Exercise details:
Gather from the material every line that contains the string "Phone".

Saved data entries:

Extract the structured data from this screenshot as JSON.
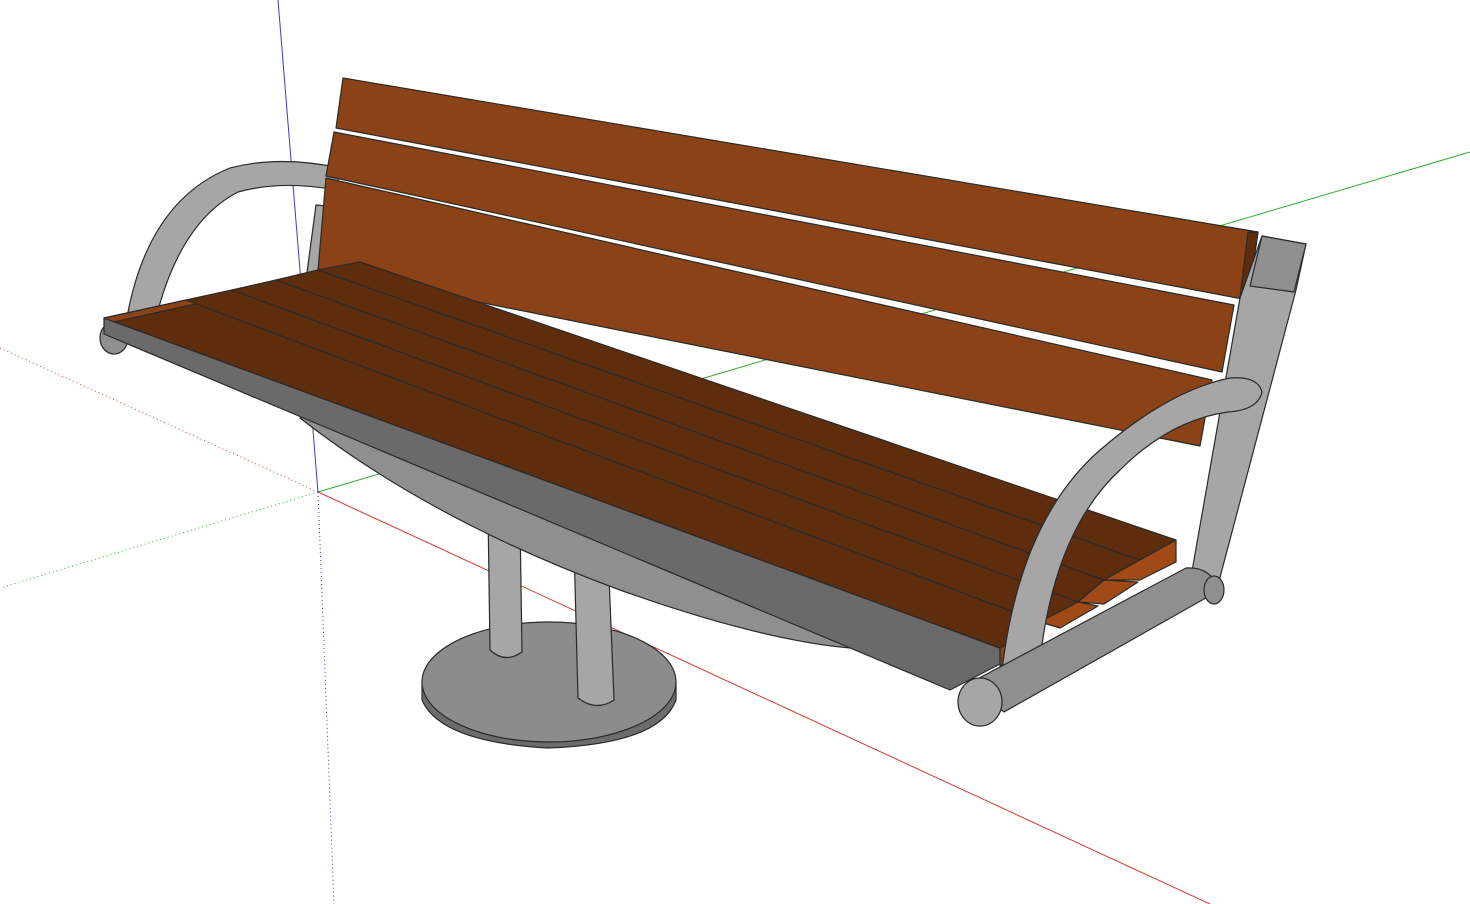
{
  "viewport": {
    "background": "#ffffff",
    "axes": {
      "red_axis_color": "#d23a3a",
      "green_axis_color": "#2faa2f",
      "blue_axis_color": "#3a3ad2",
      "solid_style": "solid",
      "hidden_style": "dotted"
    }
  },
  "model": {
    "object": "park-bench",
    "wood_colors": {
      "top_light": "#8a4216",
      "top_face": "#5e2d0e",
      "front_edge": "#a24a16",
      "back_face": "#8b4216"
    },
    "metal_colors": {
      "light": "#a6a6a6",
      "mid": "#8f8f8f",
      "dark": "#6a6a6a",
      "base_top": "#8c8c8c",
      "base_side": "#6c6c6c"
    },
    "backrest_slat_count": 3,
    "seat_slat_count": 6
  }
}
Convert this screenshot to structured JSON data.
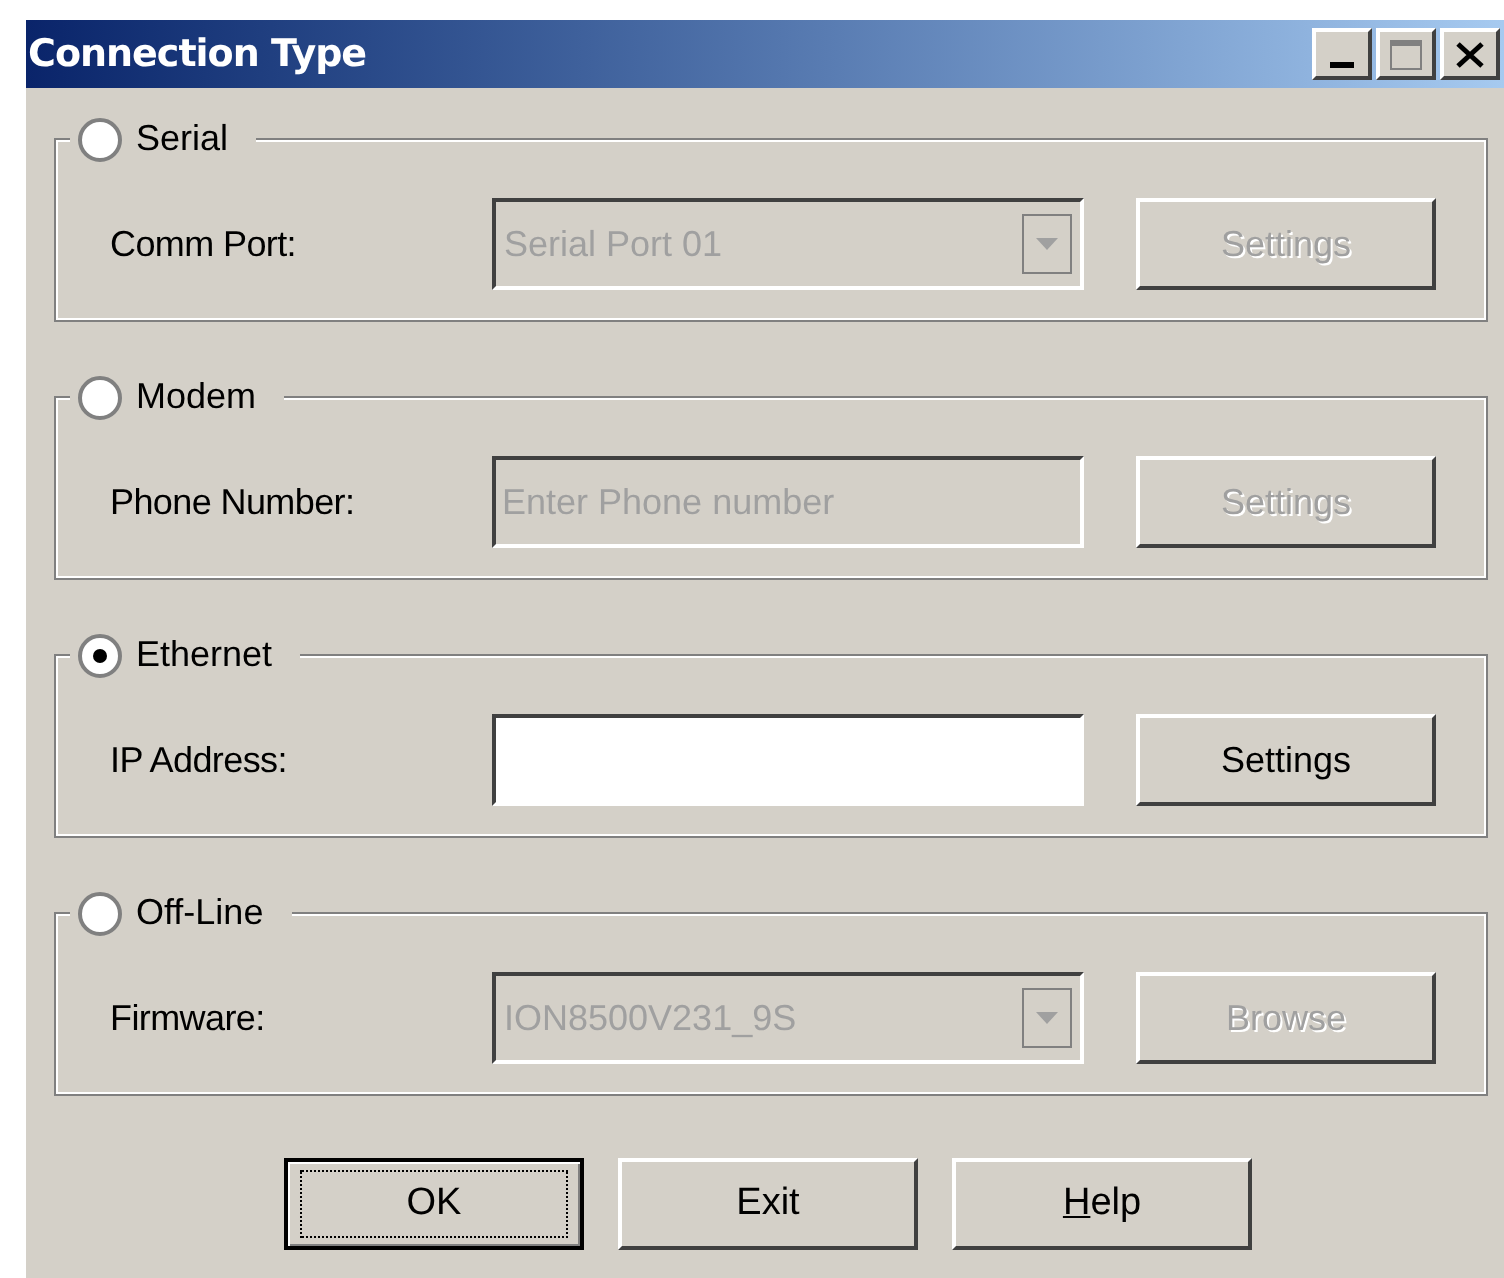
{
  "window": {
    "title": "Connection Type"
  },
  "groups": [
    {
      "label": "Serial",
      "selected": false,
      "field_label": "Comm Port:",
      "field": {
        "kind": "dropdown",
        "value": "Serial Port 01",
        "disabled": true
      },
      "button": {
        "label": "Settings",
        "disabled": true
      }
    },
    {
      "label": "Modem",
      "selected": false,
      "field_label": "Phone Number:",
      "field": {
        "kind": "text",
        "placeholder": "Enter Phone number",
        "disabled": true
      },
      "button": {
        "label": "Settings",
        "disabled": true
      }
    },
    {
      "label": "Ethernet",
      "selected": true,
      "field_label": "IP Address:",
      "field": {
        "kind": "text",
        "disabled": false
      },
      "button": {
        "label": "Settings",
        "disabled": false
      }
    },
    {
      "label": "Off-Line",
      "selected": false,
      "field_label": "Firmware:",
      "field": {
        "kind": "dropdown",
        "value": "ION8500V231_9S",
        "disabled": true
      },
      "button": {
        "label": "Browse",
        "disabled": true
      }
    }
  ],
  "buttons": [
    {
      "label": "OK",
      "default": true,
      "underline_first": false
    },
    {
      "label": "Exit",
      "default": false,
      "underline_first": false
    },
    {
      "label": "Help",
      "default": false,
      "underline_first": true
    }
  ]
}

Result below:
      "field_label": "Phone Number:",
        "placeholder": "Enter Phone number",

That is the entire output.